### What is required
Look through the data below. Pick out the lines holding the string "content".

A block of data
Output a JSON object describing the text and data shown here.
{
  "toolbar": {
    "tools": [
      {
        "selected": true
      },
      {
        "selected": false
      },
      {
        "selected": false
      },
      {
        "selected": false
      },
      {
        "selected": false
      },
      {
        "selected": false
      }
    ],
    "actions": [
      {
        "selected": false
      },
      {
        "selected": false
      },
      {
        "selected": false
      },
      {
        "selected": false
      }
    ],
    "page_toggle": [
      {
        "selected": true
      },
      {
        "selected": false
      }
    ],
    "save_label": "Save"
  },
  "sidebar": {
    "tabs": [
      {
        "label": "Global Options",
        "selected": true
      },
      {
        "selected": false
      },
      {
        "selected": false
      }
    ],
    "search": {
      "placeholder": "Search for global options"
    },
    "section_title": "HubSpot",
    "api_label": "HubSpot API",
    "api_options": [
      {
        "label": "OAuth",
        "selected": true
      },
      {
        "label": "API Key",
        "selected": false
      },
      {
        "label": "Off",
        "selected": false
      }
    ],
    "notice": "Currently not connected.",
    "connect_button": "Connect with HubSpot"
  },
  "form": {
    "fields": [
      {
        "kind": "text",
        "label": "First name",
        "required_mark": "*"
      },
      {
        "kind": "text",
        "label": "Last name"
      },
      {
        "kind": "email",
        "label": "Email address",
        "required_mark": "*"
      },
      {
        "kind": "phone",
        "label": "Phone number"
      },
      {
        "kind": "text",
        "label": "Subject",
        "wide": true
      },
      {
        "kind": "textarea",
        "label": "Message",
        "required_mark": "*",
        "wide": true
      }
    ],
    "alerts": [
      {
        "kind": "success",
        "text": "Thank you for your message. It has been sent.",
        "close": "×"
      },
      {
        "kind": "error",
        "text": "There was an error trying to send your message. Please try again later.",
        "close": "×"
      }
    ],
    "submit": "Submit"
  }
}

--

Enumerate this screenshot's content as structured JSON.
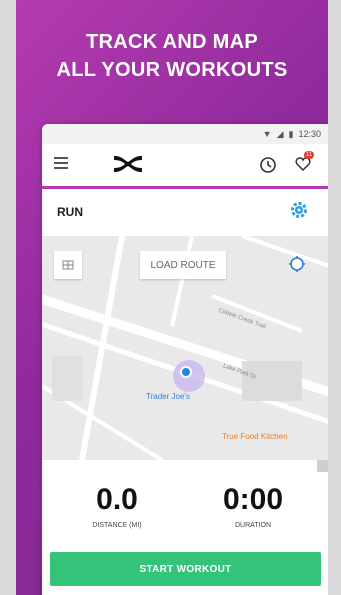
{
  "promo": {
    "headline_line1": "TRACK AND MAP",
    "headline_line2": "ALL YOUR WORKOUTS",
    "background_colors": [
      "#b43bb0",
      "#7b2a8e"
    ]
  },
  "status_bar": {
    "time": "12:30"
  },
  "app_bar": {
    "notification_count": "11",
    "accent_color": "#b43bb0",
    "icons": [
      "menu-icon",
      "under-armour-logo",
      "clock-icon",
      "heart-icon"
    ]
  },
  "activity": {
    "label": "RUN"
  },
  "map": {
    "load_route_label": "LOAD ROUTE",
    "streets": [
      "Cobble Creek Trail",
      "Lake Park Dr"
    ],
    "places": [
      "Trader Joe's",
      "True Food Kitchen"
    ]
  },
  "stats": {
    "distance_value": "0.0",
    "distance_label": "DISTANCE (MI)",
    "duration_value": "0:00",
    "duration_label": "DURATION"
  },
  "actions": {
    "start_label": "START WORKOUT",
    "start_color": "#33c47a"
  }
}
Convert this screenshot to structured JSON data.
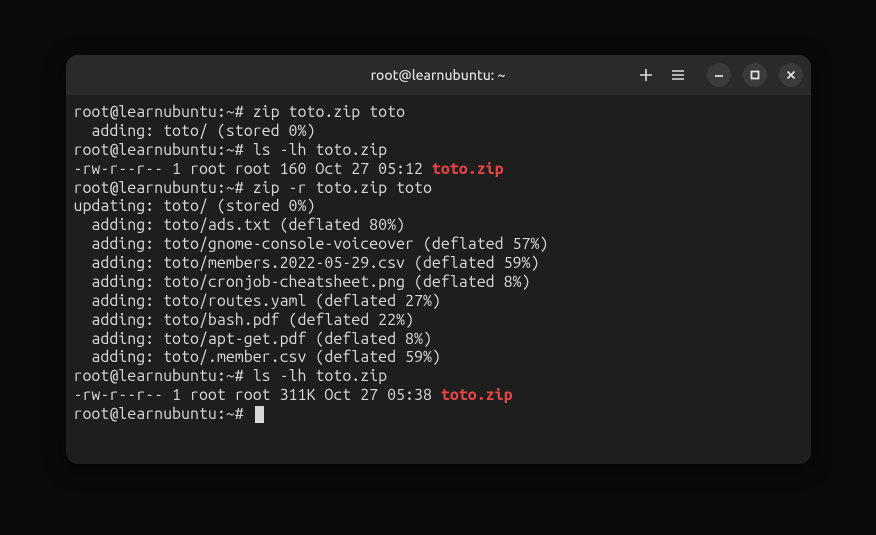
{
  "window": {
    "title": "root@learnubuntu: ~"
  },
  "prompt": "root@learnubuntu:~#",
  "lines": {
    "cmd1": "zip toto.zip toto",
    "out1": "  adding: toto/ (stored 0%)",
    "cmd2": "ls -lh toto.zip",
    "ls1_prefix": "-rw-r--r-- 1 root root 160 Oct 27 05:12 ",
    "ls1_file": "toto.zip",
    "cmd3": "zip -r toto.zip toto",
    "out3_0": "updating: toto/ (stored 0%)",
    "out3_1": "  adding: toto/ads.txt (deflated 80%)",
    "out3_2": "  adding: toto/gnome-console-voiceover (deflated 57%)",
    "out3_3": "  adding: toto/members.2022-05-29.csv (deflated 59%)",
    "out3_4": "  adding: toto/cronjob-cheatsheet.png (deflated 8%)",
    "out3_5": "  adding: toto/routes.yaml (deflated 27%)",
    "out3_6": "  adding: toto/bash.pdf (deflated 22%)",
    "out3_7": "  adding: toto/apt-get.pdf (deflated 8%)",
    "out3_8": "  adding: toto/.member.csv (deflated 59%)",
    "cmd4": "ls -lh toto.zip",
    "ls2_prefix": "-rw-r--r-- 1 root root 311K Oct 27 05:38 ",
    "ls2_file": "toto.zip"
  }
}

---

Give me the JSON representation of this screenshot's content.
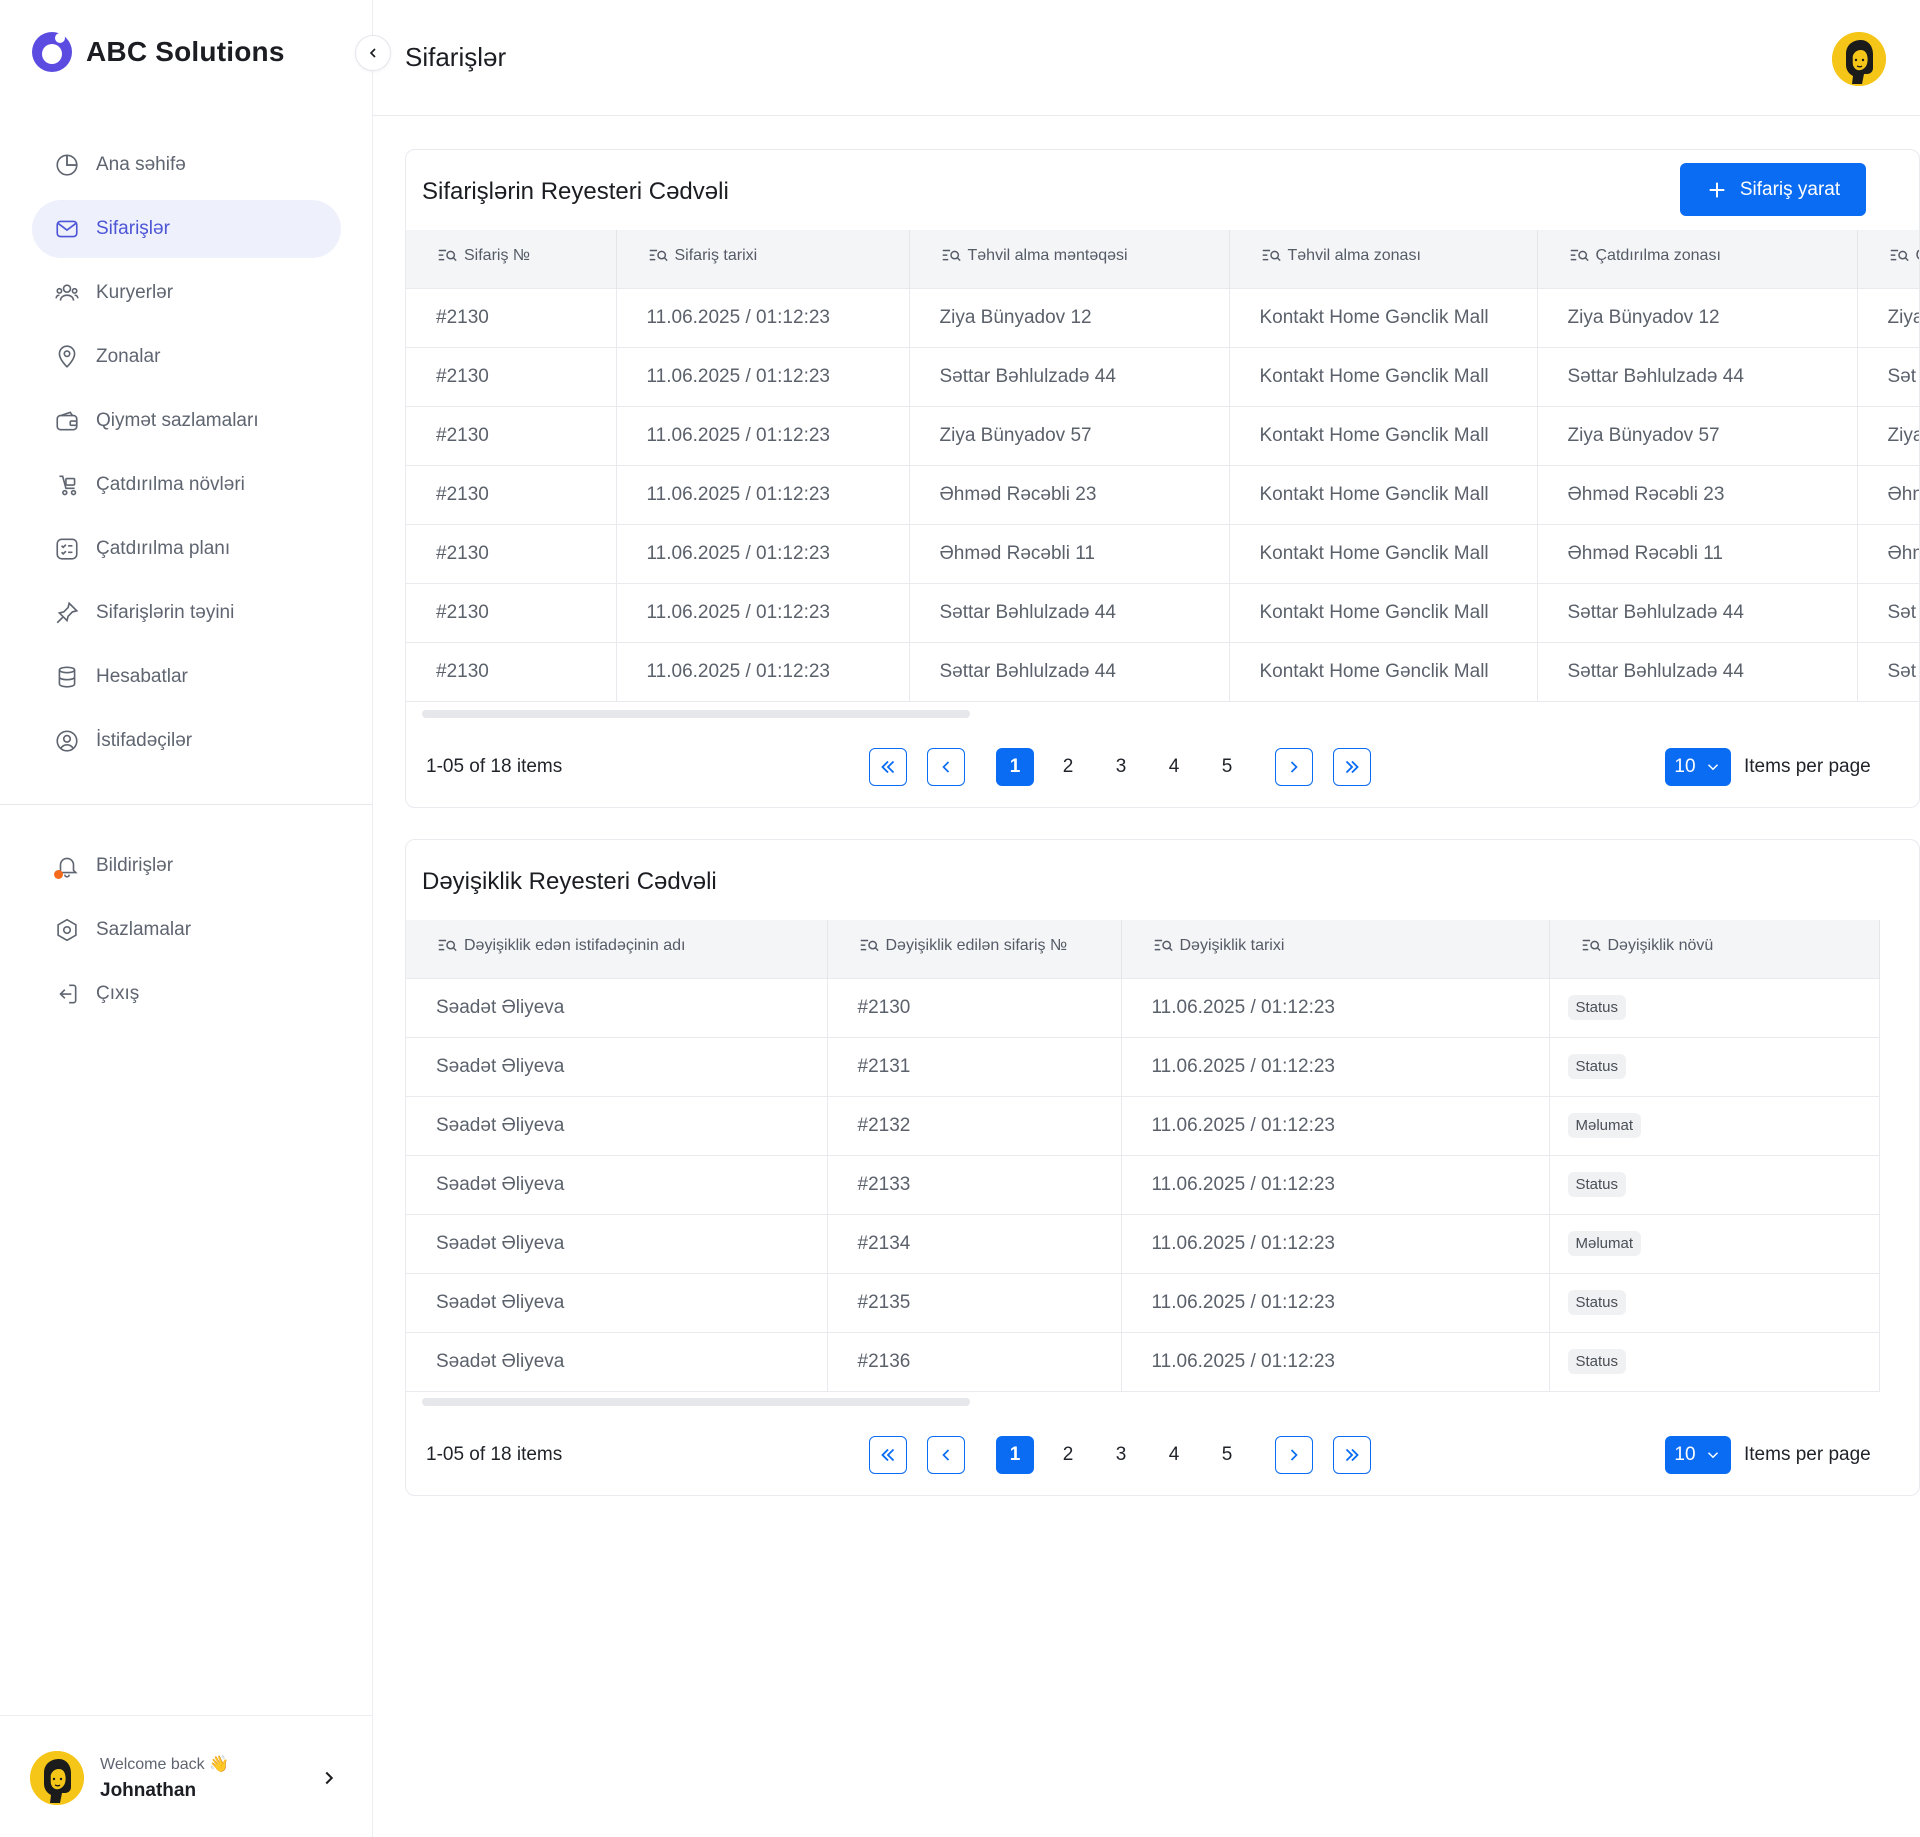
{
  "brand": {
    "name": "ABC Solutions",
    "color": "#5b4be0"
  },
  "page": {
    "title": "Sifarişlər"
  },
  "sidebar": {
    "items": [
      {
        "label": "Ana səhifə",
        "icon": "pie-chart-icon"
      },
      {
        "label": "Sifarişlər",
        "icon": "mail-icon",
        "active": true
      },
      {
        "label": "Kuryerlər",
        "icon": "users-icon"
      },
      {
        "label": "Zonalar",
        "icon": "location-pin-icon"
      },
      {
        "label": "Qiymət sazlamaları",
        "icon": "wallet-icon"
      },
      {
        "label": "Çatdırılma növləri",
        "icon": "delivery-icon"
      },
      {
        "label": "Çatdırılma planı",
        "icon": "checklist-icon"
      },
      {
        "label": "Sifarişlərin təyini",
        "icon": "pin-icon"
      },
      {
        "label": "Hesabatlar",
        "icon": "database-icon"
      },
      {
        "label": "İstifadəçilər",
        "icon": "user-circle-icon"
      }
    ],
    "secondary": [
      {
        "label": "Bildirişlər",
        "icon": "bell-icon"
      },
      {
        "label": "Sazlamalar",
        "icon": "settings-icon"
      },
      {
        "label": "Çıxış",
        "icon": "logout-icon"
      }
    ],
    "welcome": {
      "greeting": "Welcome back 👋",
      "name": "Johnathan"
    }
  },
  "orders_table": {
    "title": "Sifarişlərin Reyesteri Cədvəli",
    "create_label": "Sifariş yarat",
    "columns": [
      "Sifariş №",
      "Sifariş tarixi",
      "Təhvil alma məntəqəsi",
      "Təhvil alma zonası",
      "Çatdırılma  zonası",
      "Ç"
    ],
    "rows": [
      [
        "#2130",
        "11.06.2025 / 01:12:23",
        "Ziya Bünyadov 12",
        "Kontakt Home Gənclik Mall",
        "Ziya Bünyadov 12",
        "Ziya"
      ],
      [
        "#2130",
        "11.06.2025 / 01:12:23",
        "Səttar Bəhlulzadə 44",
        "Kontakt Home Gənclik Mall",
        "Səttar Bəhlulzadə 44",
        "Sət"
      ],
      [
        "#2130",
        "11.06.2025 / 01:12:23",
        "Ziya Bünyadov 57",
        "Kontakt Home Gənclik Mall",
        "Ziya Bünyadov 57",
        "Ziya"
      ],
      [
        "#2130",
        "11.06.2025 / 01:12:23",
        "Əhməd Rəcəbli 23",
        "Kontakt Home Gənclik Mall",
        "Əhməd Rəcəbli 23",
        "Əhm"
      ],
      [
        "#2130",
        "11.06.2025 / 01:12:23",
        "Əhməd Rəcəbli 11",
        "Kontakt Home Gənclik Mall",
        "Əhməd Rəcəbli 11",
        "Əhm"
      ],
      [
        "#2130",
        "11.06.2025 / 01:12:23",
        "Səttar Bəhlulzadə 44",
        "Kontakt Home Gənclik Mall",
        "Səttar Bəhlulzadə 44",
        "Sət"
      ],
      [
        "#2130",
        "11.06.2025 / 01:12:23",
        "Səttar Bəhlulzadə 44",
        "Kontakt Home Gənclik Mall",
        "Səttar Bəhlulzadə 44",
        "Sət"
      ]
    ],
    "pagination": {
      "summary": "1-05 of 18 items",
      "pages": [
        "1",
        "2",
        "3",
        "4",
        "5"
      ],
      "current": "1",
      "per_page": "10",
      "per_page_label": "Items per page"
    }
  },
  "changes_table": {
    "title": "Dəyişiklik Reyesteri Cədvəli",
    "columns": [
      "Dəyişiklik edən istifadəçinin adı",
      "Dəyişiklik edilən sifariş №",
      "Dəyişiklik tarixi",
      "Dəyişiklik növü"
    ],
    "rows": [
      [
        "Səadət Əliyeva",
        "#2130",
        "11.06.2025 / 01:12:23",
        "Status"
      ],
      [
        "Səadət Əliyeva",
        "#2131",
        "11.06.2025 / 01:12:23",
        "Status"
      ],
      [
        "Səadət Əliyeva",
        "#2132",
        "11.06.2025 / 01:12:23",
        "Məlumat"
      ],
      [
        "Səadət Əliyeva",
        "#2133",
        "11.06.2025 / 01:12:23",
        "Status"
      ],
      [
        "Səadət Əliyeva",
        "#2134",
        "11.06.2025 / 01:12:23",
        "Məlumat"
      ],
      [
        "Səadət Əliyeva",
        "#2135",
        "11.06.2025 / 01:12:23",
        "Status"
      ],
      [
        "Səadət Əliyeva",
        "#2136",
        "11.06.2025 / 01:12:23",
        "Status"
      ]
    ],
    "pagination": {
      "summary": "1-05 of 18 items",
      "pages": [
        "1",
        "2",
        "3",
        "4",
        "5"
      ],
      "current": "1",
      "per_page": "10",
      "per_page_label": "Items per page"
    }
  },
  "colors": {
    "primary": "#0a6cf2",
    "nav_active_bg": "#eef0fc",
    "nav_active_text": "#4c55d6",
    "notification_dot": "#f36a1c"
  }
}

### Solution for this task
Enumerate this screenshot's content as structured JSON.
Give me the JSON representation of this screenshot's content.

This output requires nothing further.